◆ Job
Faithfully return all lines, omitting every embedded picture.
▬▬▬▬▬▬
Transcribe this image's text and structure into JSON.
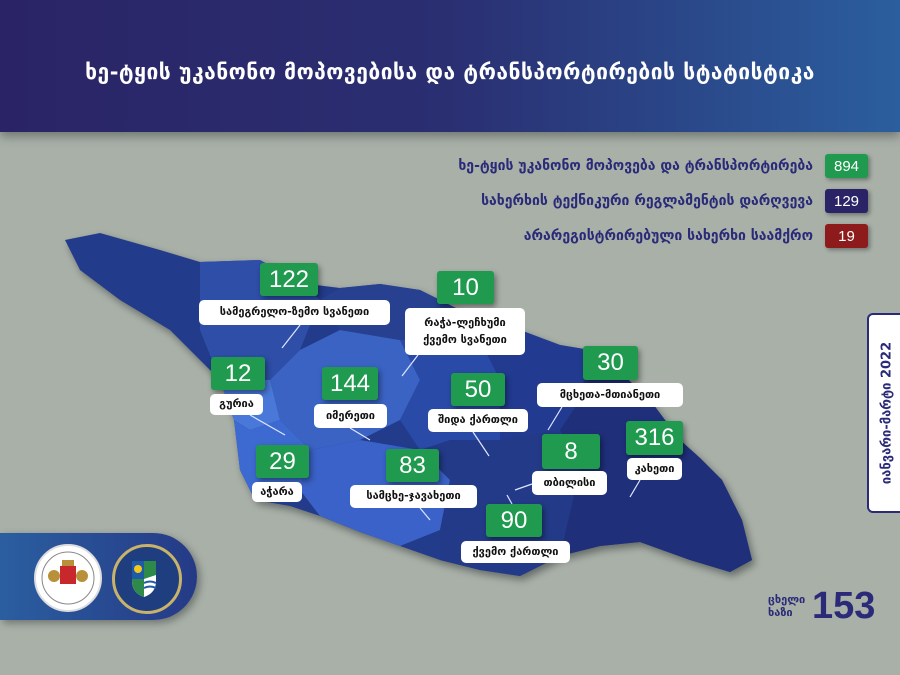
{
  "header": {
    "title": "ხე-ტყის უკანონო მოპოვებისა და ტრანსპორტირების სტატისტიკა"
  },
  "legend": [
    {
      "label": "ხე-ტყის უკანონო მოპოვება და ტრანსპორტირება",
      "value": "894",
      "color": "#1f9a4f"
    },
    {
      "label": "სახერხის ტექნიკური რეგლამენტის დარღვევა",
      "value": "129",
      "color": "#2a2466"
    },
    {
      "label": "არარეგისტრირებული სახერხი საამქრო",
      "value": "19",
      "color": "#8e1b1b"
    }
  ],
  "regions": [
    {
      "name": "სამეგრელო-ზემო სვანეთი",
      "value": "122"
    },
    {
      "name": "რაჭა-ლეჩხუმი ქვემო სვანეთი",
      "value": "10"
    },
    {
      "name": "გურია",
      "value": "12"
    },
    {
      "name": "იმერეთი",
      "value": "144"
    },
    {
      "name": "შიდა ქართლი",
      "value": "50"
    },
    {
      "name": "მცხეთა-მთიანეთი",
      "value": "30"
    },
    {
      "name": "აჭარა",
      "value": "29"
    },
    {
      "name": "სამცხე-ჯავახეთი",
      "value": "83"
    },
    {
      "name": "თბილისი",
      "value": "8"
    },
    {
      "name": "კახეთი",
      "value": "316"
    },
    {
      "name": "ქვემო ქართლი",
      "value": "90"
    }
  ],
  "period": "იანვარი-მარტი 2022",
  "hotline": {
    "label": "ცხელი ხაზი",
    "number": "153"
  },
  "logos": [
    "ministry-seal",
    "agency-seal"
  ]
}
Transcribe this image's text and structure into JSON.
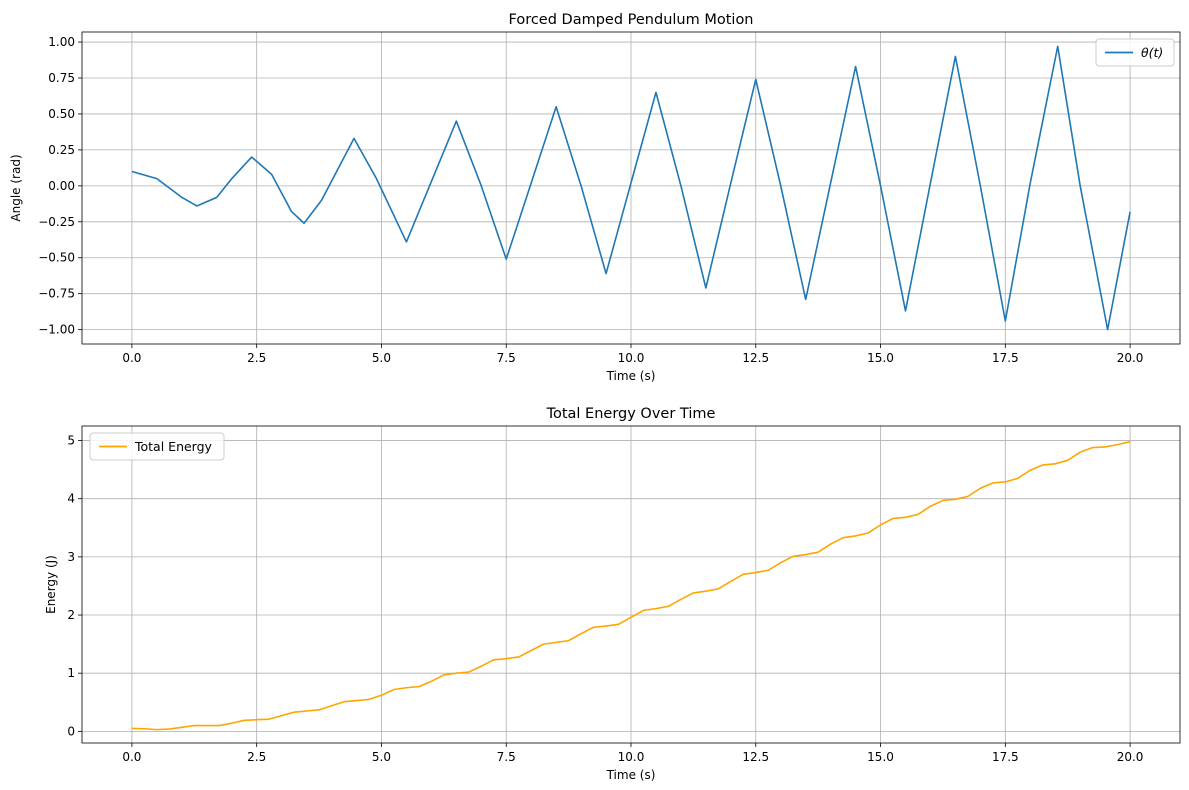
{
  "chart_data": [
    {
      "type": "line",
      "title": "Forced Damped Pendulum Motion",
      "xlabel": "Time (s)",
      "ylabel": "Angle (rad)",
      "xlim": [
        -1.0,
        21.0
      ],
      "ylim": [
        -1.1,
        1.07
      ],
      "xticks": [
        0,
        2.5,
        5,
        7.5,
        10,
        12.5,
        15,
        17.5,
        20
      ],
      "xtick_labels": [
        "0.0",
        "2.5",
        "5.0",
        "7.5",
        "10.0",
        "12.5",
        "15.0",
        "17.5",
        "20.0"
      ],
      "yticks": [
        -1.0,
        -0.75,
        -0.5,
        -0.25,
        0,
        0.25,
        0.5,
        0.75,
        1.0
      ],
      "ytick_labels": [
        "−1.00",
        "−0.75",
        "−0.50",
        "−0.25",
        "0.00",
        "0.25",
        "0.50",
        "0.75",
        "1.00"
      ],
      "grid": true,
      "legend_position": "top-right",
      "series": [
        {
          "name": "θ(t)",
          "color": "#1f77b4",
          "x": [
            0,
            0.5,
            1.0,
            1.3,
            1.7,
            2.0,
            2.4,
            2.8,
            3.2,
            3.45,
            3.8,
            4.45,
            4.9,
            5.5,
            6.0,
            6.5,
            7.0,
            7.5,
            8.0,
            8.5,
            9.0,
            9.5,
            10.0,
            10.5,
            11.0,
            11.5,
            12.0,
            12.5,
            13.0,
            13.5,
            14.0,
            14.5,
            15.0,
            15.5,
            16.0,
            16.5,
            17.0,
            17.5,
            18.0,
            18.55,
            19.0,
            19.55,
            20.0
          ],
          "y": [
            0.1,
            0.05,
            -0.08,
            -0.14,
            -0.08,
            0.05,
            0.2,
            0.08,
            -0.18,
            -0.26,
            -0.1,
            0.33,
            0.05,
            -0.39,
            0.03,
            0.45,
            0.0,
            -0.51,
            0.02,
            0.55,
            0.0,
            -0.61,
            0.02,
            0.65,
            0.0,
            -0.71,
            0.02,
            0.74,
            0.0,
            -0.79,
            0.02,
            0.83,
            0.0,
            -0.87,
            0.02,
            0.9,
            0.0,
            -0.94,
            0.02,
            0.97,
            0.0,
            -1.0,
            -0.18
          ]
        }
      ]
    },
    {
      "type": "line",
      "title": "Total Energy Over Time",
      "xlabel": "Time (s)",
      "ylabel": "Energy (J)",
      "xlim": [
        -1.0,
        21.0
      ],
      "ylim": [
        -0.2,
        5.25
      ],
      "xticks": [
        0,
        2.5,
        5,
        7.5,
        10,
        12.5,
        15,
        17.5,
        20
      ],
      "xtick_labels": [
        "0.0",
        "2.5",
        "5.0",
        "7.5",
        "10.0",
        "12.5",
        "15.0",
        "17.5",
        "20.0"
      ],
      "yticks": [
        0,
        1,
        2,
        3,
        4,
        5
      ],
      "ytick_labels": [
        "0",
        "1",
        "2",
        "3",
        "4",
        "5"
      ],
      "grid": true,
      "legend_position": "top-left",
      "series": [
        {
          "name": "Total Energy",
          "color": "#ffa500",
          "x": [
            0,
            0.25,
            0.5,
            0.75,
            1.0,
            1.25,
            1.5,
            1.75,
            2.0,
            2.25,
            2.5,
            2.75,
            3.0,
            3.25,
            3.5,
            3.75,
            4.0,
            4.25,
            4.5,
            4.75,
            5.0,
            5.25,
            5.5,
            5.75,
            6.0,
            6.25,
            6.5,
            6.75,
            7.0,
            7.25,
            7.5,
            7.75,
            8.0,
            8.25,
            8.5,
            8.75,
            9.0,
            9.25,
            9.5,
            9.75,
            10.0,
            10.25,
            10.5,
            10.75,
            11.0,
            11.25,
            11.5,
            11.75,
            12.0,
            12.25,
            12.5,
            12.75,
            13.0,
            13.25,
            13.5,
            13.75,
            14.0,
            14.25,
            14.5,
            14.75,
            15.0,
            15.25,
            15.5,
            15.75,
            16.0,
            16.25,
            16.5,
            16.75,
            17.0,
            17.25,
            17.5,
            17.75,
            18.0,
            18.25,
            18.5,
            18.75,
            19.0,
            19.25,
            19.5,
            19.75,
            20.0
          ],
          "y": [
            0.05,
            0.045,
            0.03,
            0.04,
            0.07,
            0.1,
            0.1,
            0.1,
            0.14,
            0.19,
            0.2,
            0.21,
            0.27,
            0.33,
            0.35,
            0.37,
            0.44,
            0.51,
            0.53,
            0.55,
            0.62,
            0.72,
            0.75,
            0.77,
            0.86,
            0.97,
            1.0,
            1.02,
            1.12,
            1.23,
            1.25,
            1.28,
            1.39,
            1.5,
            1.53,
            1.56,
            1.68,
            1.79,
            1.81,
            1.84,
            1.96,
            2.08,
            2.11,
            2.15,
            2.27,
            2.38,
            2.41,
            2.45,
            2.58,
            2.7,
            2.73,
            2.77,
            2.9,
            3.01,
            3.04,
            3.08,
            3.22,
            3.33,
            3.36,
            3.41,
            3.55,
            3.66,
            3.68,
            3.73,
            3.87,
            3.97,
            3.99,
            4.04,
            4.18,
            4.27,
            4.29,
            4.35,
            4.49,
            4.58,
            4.6,
            4.66,
            4.8,
            4.88,
            4.89,
            4.93,
            4.98
          ]
        }
      ]
    }
  ]
}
▬▬▬▬▬▬
◆ Output below
Transcribe this image's text and structure into JSON.
{
  "header": {
    "title": "ხე-ტყის უკანონო მოპოვებისა და ტრანსპორტირების სტატისტიკა"
  },
  "legend": [
    {
      "label": "ხე-ტყის უკანონო მოპოვება და ტრანსპორტირება",
      "value": "894",
      "color": "#1f9a4f"
    },
    {
      "label": "სახერხის ტექნიკური რეგლამენტის დარღვევა",
      "value": "129",
      "color": "#2a2466"
    },
    {
      "label": "არარეგისტრირებული სახერხი საამქრო",
      "value": "19",
      "color": "#8e1b1b"
    }
  ],
  "regions": [
    {
      "name": "სამეგრელო-ზემო სვანეთი",
      "value": "122"
    },
    {
      "name": "რაჭა-ლეჩხუმი ქვემო სვანეთი",
      "value": "10"
    },
    {
      "name": "გურია",
      "value": "12"
    },
    {
      "name": "იმერეთი",
      "value": "144"
    },
    {
      "name": "შიდა ქართლი",
      "value": "50"
    },
    {
      "name": "მცხეთა-მთიანეთი",
      "value": "30"
    },
    {
      "name": "აჭარა",
      "value": "29"
    },
    {
      "name": "სამცხე-ჯავახეთი",
      "value": "83"
    },
    {
      "name": "თბილისი",
      "value": "8"
    },
    {
      "name": "კახეთი",
      "value": "316"
    },
    {
      "name": "ქვემო ქართლი",
      "value": "90"
    }
  ],
  "period": "იანვარი-მარტი 2022",
  "hotline": {
    "label": "ცხელი ხაზი",
    "number": "153"
  },
  "logos": [
    "ministry-seal",
    "agency-seal"
  ]
}
Transcribe this image's text and structure into JSON.
{
  "chart_data": [
    {
      "type": "line",
      "title": "Forced Damped Pendulum Motion",
      "xlabel": "Time (s)",
      "ylabel": "Angle (rad)",
      "xlim": [
        -1.0,
        21.0
      ],
      "ylim": [
        -1.1,
        1.07
      ],
      "xticks": [
        0,
        2.5,
        5,
        7.5,
        10,
        12.5,
        15,
        17.5,
        20
      ],
      "xtick_labels": [
        "0.0",
        "2.5",
        "5.0",
        "7.5",
        "10.0",
        "12.5",
        "15.0",
        "17.5",
        "20.0"
      ],
      "yticks": [
        -1.0,
        -0.75,
        -0.5,
        -0.25,
        0,
        0.25,
        0.5,
        0.75,
        1.0
      ],
      "ytick_labels": [
        "−1.00",
        "−0.75",
        "−0.50",
        "−0.25",
        "0.00",
        "0.25",
        "0.50",
        "0.75",
        "1.00"
      ],
      "grid": true,
      "legend_position": "top-right",
      "series": [
        {
          "name": "θ(t)",
          "color": "#1f77b4",
          "x": [
            0,
            0.5,
            1.0,
            1.3,
            1.7,
            2.0,
            2.4,
            2.8,
            3.2,
            3.45,
            3.8,
            4.45,
            4.9,
            5.5,
            6.0,
            6.5,
            7.0,
            7.5,
            8.0,
            8.5,
            9.0,
            9.5,
            10.0,
            10.5,
            11.0,
            11.5,
            12.0,
            12.5,
            13.0,
            13.5,
            14.0,
            14.5,
            15.0,
            15.5,
            16.0,
            16.5,
            17.0,
            17.5,
            18.0,
            18.55,
            19.0,
            19.55,
            20.0
          ],
          "y": [
            0.1,
            0.05,
            -0.08,
            -0.14,
            -0.08,
            0.05,
            0.2,
            0.08,
            -0.18,
            -0.26,
            -0.1,
            0.33,
            0.05,
            -0.39,
            0.03,
            0.45,
            0.0,
            -0.51,
            0.02,
            0.55,
            0.0,
            -0.61,
            0.02,
            0.65,
            0.0,
            -0.71,
            0.02,
            0.74,
            0.0,
            -0.79,
            0.02,
            0.83,
            0.0,
            -0.87,
            0.02,
            0.9,
            0.0,
            -0.94,
            0.02,
            0.97,
            0.0,
            -1.0,
            -0.18
          ]
        }
      ]
    },
    {
      "type": "line",
      "title": "Total Energy Over Time",
      "xlabel": "Time (s)",
      "ylabel": "Energy (J)",
      "xlim": [
        -1.0,
        21.0
      ],
      "ylim": [
        -0.2,
        5.25
      ],
      "xticks": [
        0,
        2.5,
        5,
        7.5,
        10,
        12.5,
        15,
        17.5,
        20
      ],
      "xtick_labels": [
        "0.0",
        "2.5",
        "5.0",
        "7.5",
        "10.0",
        "12.5",
        "15.0",
        "17.5",
        "20.0"
      ],
      "yticks": [
        0,
        1,
        2,
        3,
        4,
        5
      ],
      "ytick_labels": [
        "0",
        "1",
        "2",
        "3",
        "4",
        "5"
      ],
      "grid": true,
      "legend_position": "top-left",
      "series": [
        {
          "name": "Total Energy",
          "color": "#ffa500",
          "x": [
            0,
            0.25,
            0.5,
            0.75,
            1.0,
            1.25,
            1.5,
            1.75,
            2.0,
            2.25,
            2.5,
            2.75,
            3.0,
            3.25,
            3.5,
            3.75,
            4.0,
            4.25,
            4.5,
            4.75,
            5.0,
            5.25,
            5.5,
            5.75,
            6.0,
            6.25,
            6.5,
            6.75,
            7.0,
            7.25,
            7.5,
            7.75,
            8.0,
            8.25,
            8.5,
            8.75,
            9.0,
            9.25,
            9.5,
            9.75,
            10.0,
            10.25,
            10.5,
            10.75,
            11.0,
            11.25,
            11.5,
            11.75,
            12.0,
            12.25,
            12.5,
            12.75,
            13.0,
            13.25,
            13.5,
            13.75,
            14.0,
            14.25,
            14.5,
            14.75,
            15.0,
            15.25,
            15.5,
            15.75,
            16.0,
            16.25,
            16.5,
            16.75,
            17.0,
            17.25,
            17.5,
            17.75,
            18.0,
            18.25,
            18.5,
            18.75,
            19.0,
            19.25,
            19.5,
            19.75,
            20.0
          ],
          "y": [
            0.05,
            0.045,
            0.03,
            0.04,
            0.07,
            0.1,
            0.1,
            0.1,
            0.14,
            0.19,
            0.2,
            0.21,
            0.27,
            0.33,
            0.35,
            0.37,
            0.44,
            0.51,
            0.53,
            0.55,
            0.62,
            0.72,
            0.75,
            0.77,
            0.86,
            0.97,
            1.0,
            1.02,
            1.12,
            1.23,
            1.25,
            1.28,
            1.39,
            1.5,
            1.53,
            1.56,
            1.68,
            1.79,
            1.81,
            1.84,
            1.96,
            2.08,
            2.11,
            2.15,
            2.27,
            2.38,
            2.41,
            2.45,
            2.58,
            2.7,
            2.73,
            2.77,
            2.9,
            3.01,
            3.04,
            3.08,
            3.22,
            3.33,
            3.36,
            3.41,
            3.55,
            3.66,
            3.68,
            3.73,
            3.87,
            3.97,
            3.99,
            4.04,
            4.18,
            4.27,
            4.29,
            4.35,
            4.49,
            4.58,
            4.6,
            4.66,
            4.8,
            4.88,
            4.89,
            4.93,
            4.98
          ]
        }
      ]
    }
  ]
}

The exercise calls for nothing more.